Stored records
+--
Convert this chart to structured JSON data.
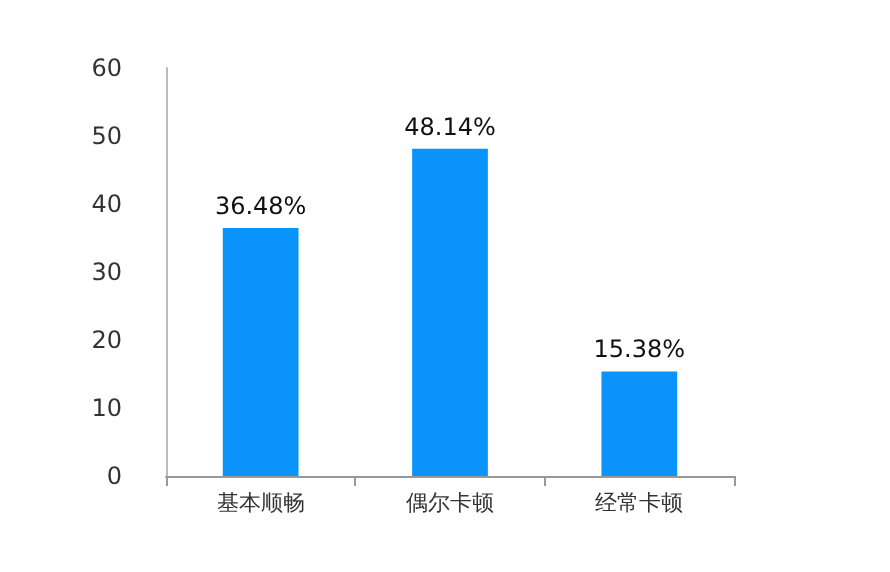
{
  "chart_data": {
    "type": "bar",
    "categories": [
      "基本顺畅",
      "偶尔卡顿",
      "经常卡顿"
    ],
    "values": [
      36.48,
      48.14,
      15.38
    ],
    "value_labels": [
      "36.48%",
      "48.14%",
      "15.38%"
    ],
    "color": "#0a93fa",
    "ylim": [
      0,
      60
    ],
    "yticks": [
      0,
      10,
      20,
      30,
      40,
      50,
      60
    ]
  }
}
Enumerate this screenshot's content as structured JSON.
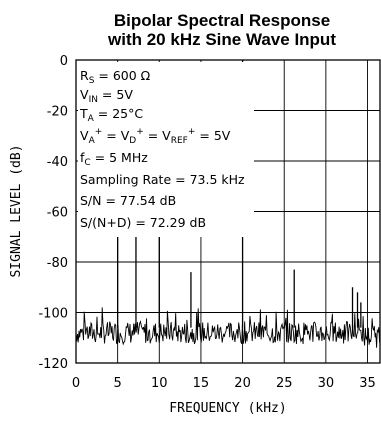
+--
Leave out the pictures and print each record exactly as it stands.

Convert this chart to structured JSON data.
{
  "chart_data": {
    "type": "bar",
    "categories": [
      "基本顺畅",
      "偶尔卡顿",
      "经常卡顿"
    ],
    "values": [
      36.48,
      48.14,
      15.38
    ],
    "value_labels": [
      "36.48%",
      "48.14%",
      "15.38%"
    ],
    "color": "#0a93fa",
    "ylim": [
      0,
      60
    ],
    "yticks": [
      0,
      10,
      20,
      30,
      40,
      50,
      60
    ]
  }
}
Enumerate this screenshot's content as structured JSON.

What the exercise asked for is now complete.